[Items from a figure collection]
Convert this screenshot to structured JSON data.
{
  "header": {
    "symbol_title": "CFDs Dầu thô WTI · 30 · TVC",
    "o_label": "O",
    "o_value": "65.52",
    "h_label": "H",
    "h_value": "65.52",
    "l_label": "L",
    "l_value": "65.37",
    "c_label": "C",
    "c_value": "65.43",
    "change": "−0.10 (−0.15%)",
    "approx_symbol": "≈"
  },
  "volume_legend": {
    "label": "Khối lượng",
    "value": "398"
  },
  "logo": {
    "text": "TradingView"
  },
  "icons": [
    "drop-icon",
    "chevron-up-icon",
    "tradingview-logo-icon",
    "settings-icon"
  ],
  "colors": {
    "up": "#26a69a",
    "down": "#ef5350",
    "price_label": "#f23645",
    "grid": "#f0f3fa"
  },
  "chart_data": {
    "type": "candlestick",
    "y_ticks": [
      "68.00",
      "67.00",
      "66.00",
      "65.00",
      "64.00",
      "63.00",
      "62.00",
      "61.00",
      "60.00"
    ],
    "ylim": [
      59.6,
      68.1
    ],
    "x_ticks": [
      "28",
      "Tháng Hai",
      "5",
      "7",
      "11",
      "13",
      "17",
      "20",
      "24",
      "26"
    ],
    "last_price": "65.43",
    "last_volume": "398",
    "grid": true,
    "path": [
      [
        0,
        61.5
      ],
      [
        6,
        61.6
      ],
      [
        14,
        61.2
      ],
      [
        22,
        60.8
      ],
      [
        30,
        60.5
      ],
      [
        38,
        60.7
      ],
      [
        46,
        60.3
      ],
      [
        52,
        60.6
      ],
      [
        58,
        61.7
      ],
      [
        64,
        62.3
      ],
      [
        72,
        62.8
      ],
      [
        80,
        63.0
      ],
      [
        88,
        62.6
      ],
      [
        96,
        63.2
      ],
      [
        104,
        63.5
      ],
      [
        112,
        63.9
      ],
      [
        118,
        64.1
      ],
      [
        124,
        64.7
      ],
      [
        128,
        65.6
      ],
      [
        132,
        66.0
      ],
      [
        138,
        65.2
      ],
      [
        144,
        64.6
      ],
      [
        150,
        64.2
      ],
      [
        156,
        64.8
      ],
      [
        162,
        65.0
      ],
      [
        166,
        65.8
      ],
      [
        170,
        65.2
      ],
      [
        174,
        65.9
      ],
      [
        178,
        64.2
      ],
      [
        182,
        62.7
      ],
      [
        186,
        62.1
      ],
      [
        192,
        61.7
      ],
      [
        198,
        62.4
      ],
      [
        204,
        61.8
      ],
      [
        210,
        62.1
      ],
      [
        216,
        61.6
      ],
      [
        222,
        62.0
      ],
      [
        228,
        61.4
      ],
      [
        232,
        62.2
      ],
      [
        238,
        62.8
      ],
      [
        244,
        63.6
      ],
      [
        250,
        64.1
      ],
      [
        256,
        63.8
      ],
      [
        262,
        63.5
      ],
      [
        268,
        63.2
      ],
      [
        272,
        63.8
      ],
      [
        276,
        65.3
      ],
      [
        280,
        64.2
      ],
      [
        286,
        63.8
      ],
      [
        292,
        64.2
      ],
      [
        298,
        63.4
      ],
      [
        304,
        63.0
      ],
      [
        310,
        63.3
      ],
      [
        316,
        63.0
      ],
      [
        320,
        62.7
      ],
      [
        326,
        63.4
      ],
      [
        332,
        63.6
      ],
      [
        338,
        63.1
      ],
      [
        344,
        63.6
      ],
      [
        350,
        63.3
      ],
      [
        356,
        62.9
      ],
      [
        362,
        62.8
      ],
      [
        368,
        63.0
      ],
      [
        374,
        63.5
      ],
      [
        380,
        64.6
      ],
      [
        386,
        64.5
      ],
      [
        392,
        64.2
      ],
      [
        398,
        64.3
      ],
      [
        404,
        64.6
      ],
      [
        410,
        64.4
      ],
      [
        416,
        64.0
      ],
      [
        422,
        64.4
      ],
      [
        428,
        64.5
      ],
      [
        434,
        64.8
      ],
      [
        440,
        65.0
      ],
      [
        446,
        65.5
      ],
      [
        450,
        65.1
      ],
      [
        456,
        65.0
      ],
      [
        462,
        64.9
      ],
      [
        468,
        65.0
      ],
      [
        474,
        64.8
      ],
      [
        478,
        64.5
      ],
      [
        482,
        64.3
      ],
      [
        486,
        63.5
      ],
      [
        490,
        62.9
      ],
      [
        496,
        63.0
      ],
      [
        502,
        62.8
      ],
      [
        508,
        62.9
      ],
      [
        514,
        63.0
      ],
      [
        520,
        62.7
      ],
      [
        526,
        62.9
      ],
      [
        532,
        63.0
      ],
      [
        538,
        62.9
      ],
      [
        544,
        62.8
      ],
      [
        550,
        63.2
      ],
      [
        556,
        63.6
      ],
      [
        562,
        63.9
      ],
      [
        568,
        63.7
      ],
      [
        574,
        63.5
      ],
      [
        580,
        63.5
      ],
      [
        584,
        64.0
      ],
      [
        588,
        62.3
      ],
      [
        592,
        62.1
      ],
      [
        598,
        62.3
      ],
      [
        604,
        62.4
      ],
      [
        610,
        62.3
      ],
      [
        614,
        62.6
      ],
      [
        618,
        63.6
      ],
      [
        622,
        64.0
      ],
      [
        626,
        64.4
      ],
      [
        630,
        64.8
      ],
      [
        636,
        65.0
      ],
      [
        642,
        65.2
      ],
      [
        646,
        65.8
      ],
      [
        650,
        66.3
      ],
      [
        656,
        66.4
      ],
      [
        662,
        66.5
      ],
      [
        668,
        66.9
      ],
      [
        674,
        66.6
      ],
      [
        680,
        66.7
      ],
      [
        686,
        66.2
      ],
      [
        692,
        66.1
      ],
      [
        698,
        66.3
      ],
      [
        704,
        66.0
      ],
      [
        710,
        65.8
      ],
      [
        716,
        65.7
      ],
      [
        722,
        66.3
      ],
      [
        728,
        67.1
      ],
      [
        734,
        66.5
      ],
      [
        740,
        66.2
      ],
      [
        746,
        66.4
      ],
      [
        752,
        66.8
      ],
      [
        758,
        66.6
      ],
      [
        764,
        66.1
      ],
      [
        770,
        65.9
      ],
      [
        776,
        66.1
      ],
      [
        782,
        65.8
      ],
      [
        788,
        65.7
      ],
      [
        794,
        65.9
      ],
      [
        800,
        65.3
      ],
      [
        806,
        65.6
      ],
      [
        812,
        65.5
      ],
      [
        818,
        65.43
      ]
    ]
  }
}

_Given instruction:_ Would you reproduce the material above in full, exactly as given?

_Result of this exercise:_
Convert this screenshot to structured JSON data.
{
  "header": {
    "symbol_title": "CFDs Dầu thô WTI · 30 · TVC",
    "o_label": "O",
    "o_value": "65.52",
    "h_label": "H",
    "h_value": "65.52",
    "l_label": "L",
    "l_value": "65.37",
    "c_label": "C",
    "c_value": "65.43",
    "change": "−0.10 (−0.15%)",
    "approx_symbol": "≈"
  },
  "volume_legend": {
    "label": "Khối lượng",
    "value": "398"
  },
  "logo": {
    "text": "TradingView"
  },
  "icons": [
    "drop-icon",
    "chevron-up-icon",
    "tradingview-logo-icon",
    "settings-icon"
  ],
  "colors": {
    "up": "#26a69a",
    "down": "#ef5350",
    "price_label": "#f23645",
    "grid": "#f0f3fa"
  },
  "chart_data": {
    "type": "candlestick",
    "y_ticks": [
      "68.00",
      "67.00",
      "66.00",
      "65.00",
      "64.00",
      "63.00",
      "62.00",
      "61.00",
      "60.00"
    ],
    "ylim": [
      59.6,
      68.1
    ],
    "x_ticks": [
      "28",
      "Tháng Hai",
      "5",
      "7",
      "11",
      "13",
      "17",
      "20",
      "24",
      "26"
    ],
    "last_price": "65.43",
    "last_volume": "398",
    "grid": true,
    "path": [
      [
        0,
        61.5
      ],
      [
        6,
        61.6
      ],
      [
        14,
        61.2
      ],
      [
        22,
        60.8
      ],
      [
        30,
        60.5
      ],
      [
        38,
        60.7
      ],
      [
        46,
        60.3
      ],
      [
        52,
        60.6
      ],
      [
        58,
        61.7
      ],
      [
        64,
        62.3
      ],
      [
        72,
        62.8
      ],
      [
        80,
        63.0
      ],
      [
        88,
        62.6
      ],
      [
        96,
        63.2
      ],
      [
        104,
        63.5
      ],
      [
        112,
        63.9
      ],
      [
        118,
        64.1
      ],
      [
        124,
        64.7
      ],
      [
        128,
        65.6
      ],
      [
        132,
        66.0
      ],
      [
        138,
        65.2
      ],
      [
        144,
        64.6
      ],
      [
        150,
        64.2
      ],
      [
        156,
        64.8
      ],
      [
        162,
        65.0
      ],
      [
        166,
        65.8
      ],
      [
        170,
        65.2
      ],
      [
        174,
        65.9
      ],
      [
        178,
        64.2
      ],
      [
        182,
        62.7
      ],
      [
        186,
        62.1
      ],
      [
        192,
        61.7
      ],
      [
        198,
        62.4
      ],
      [
        204,
        61.8
      ],
      [
        210,
        62.1
      ],
      [
        216,
        61.6
      ],
      [
        222,
        62.0
      ],
      [
        228,
        61.4
      ],
      [
        232,
        62.2
      ],
      [
        238,
        62.8
      ],
      [
        244,
        63.6
      ],
      [
        250,
        64.1
      ],
      [
        256,
        63.8
      ],
      [
        262,
        63.5
      ],
      [
        268,
        63.2
      ],
      [
        272,
        63.8
      ],
      [
        276,
        65.3
      ],
      [
        280,
        64.2
      ],
      [
        286,
        63.8
      ],
      [
        292,
        64.2
      ],
      [
        298,
        63.4
      ],
      [
        304,
        63.0
      ],
      [
        310,
        63.3
      ],
      [
        316,
        63.0
      ],
      [
        320,
        62.7
      ],
      [
        326,
        63.4
      ],
      [
        332,
        63.6
      ],
      [
        338,
        63.1
      ],
      [
        344,
        63.6
      ],
      [
        350,
        63.3
      ],
      [
        356,
        62.9
      ],
      [
        362,
        62.8
      ],
      [
        368,
        63.0
      ],
      [
        374,
        63.5
      ],
      [
        380,
        64.6
      ],
      [
        386,
        64.5
      ],
      [
        392,
        64.2
      ],
      [
        398,
        64.3
      ],
      [
        404,
        64.6
      ],
      [
        410,
        64.4
      ],
      [
        416,
        64.0
      ],
      [
        422,
        64.4
      ],
      [
        428,
        64.5
      ],
      [
        434,
        64.8
      ],
      [
        440,
        65.0
      ],
      [
        446,
        65.5
      ],
      [
        450,
        65.1
      ],
      [
        456,
        65.0
      ],
      [
        462,
        64.9
      ],
      [
        468,
        65.0
      ],
      [
        474,
        64.8
      ],
      [
        478,
        64.5
      ],
      [
        482,
        64.3
      ],
      [
        486,
        63.5
      ],
      [
        490,
        62.9
      ],
      [
        496,
        63.0
      ],
      [
        502,
        62.8
      ],
      [
        508,
        62.9
      ],
      [
        514,
        63.0
      ],
      [
        520,
        62.7
      ],
      [
        526,
        62.9
      ],
      [
        532,
        63.0
      ],
      [
        538,
        62.9
      ],
      [
        544,
        62.8
      ],
      [
        550,
        63.2
      ],
      [
        556,
        63.6
      ],
      [
        562,
        63.9
      ],
      [
        568,
        63.7
      ],
      [
        574,
        63.5
      ],
      [
        580,
        63.5
      ],
      [
        584,
        64.0
      ],
      [
        588,
        62.3
      ],
      [
        592,
        62.1
      ],
      [
        598,
        62.3
      ],
      [
        604,
        62.4
      ],
      [
        610,
        62.3
      ],
      [
        614,
        62.6
      ],
      [
        618,
        63.6
      ],
      [
        622,
        64.0
      ],
      [
        626,
        64.4
      ],
      [
        630,
        64.8
      ],
      [
        636,
        65.0
      ],
      [
        642,
        65.2
      ],
      [
        646,
        65.8
      ],
      [
        650,
        66.3
      ],
      [
        656,
        66.4
      ],
      [
        662,
        66.5
      ],
      [
        668,
        66.9
      ],
      [
        674,
        66.6
      ],
      [
        680,
        66.7
      ],
      [
        686,
        66.2
      ],
      [
        692,
        66.1
      ],
      [
        698,
        66.3
      ],
      [
        704,
        66.0
      ],
      [
        710,
        65.8
      ],
      [
        716,
        65.7
      ],
      [
        722,
        66.3
      ],
      [
        728,
        67.1
      ],
      [
        734,
        66.5
      ],
      [
        740,
        66.2
      ],
      [
        746,
        66.4
      ],
      [
        752,
        66.8
      ],
      [
        758,
        66.6
      ],
      [
        764,
        66.1
      ],
      [
        770,
        65.9
      ],
      [
        776,
        66.1
      ],
      [
        782,
        65.8
      ],
      [
        788,
        65.7
      ],
      [
        794,
        65.9
      ],
      [
        800,
        65.3
      ],
      [
        806,
        65.6
      ],
      [
        812,
        65.5
      ],
      [
        818,
        65.43
      ]
    ]
  }
}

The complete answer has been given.